EXERCISE BRIEF: Each line that holds the word "ГЛАВА" is to be identified and copied.

Start DATASET ROWS

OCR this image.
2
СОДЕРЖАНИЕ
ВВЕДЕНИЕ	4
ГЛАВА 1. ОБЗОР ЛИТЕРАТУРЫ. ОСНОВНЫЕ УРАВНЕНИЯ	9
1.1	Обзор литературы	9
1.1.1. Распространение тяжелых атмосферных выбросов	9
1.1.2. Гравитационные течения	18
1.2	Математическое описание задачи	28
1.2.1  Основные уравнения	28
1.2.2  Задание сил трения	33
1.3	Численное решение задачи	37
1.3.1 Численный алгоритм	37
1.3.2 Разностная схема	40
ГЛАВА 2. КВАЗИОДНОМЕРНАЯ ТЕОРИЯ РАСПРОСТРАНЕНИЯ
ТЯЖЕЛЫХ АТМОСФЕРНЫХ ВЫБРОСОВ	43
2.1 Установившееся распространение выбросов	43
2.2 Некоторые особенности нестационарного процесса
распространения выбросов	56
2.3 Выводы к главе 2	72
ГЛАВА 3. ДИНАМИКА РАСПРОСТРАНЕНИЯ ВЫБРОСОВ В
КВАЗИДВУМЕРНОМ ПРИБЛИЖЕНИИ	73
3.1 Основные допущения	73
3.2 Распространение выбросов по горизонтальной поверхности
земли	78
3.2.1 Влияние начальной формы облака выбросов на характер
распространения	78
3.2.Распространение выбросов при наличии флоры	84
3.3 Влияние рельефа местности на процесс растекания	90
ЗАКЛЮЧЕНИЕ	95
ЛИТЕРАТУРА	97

End DATASET ROWS

FULL SOLUTION:
ГЛАВА 1. ОБЗОР ЛИТЕРАТУРЫ. ОСНОВНЫЕ УРАВНЕНИЯ	9
ГЛАВА 2. КВАЗИОДНОМЕРНАЯ ТЕОРИЯ РАСПРОСТРАНЕНИЯ
ГЛАВА 3. ДИНАМИКА РАСПРОСТРАНЕНИЯ ВЫБРОСОВ В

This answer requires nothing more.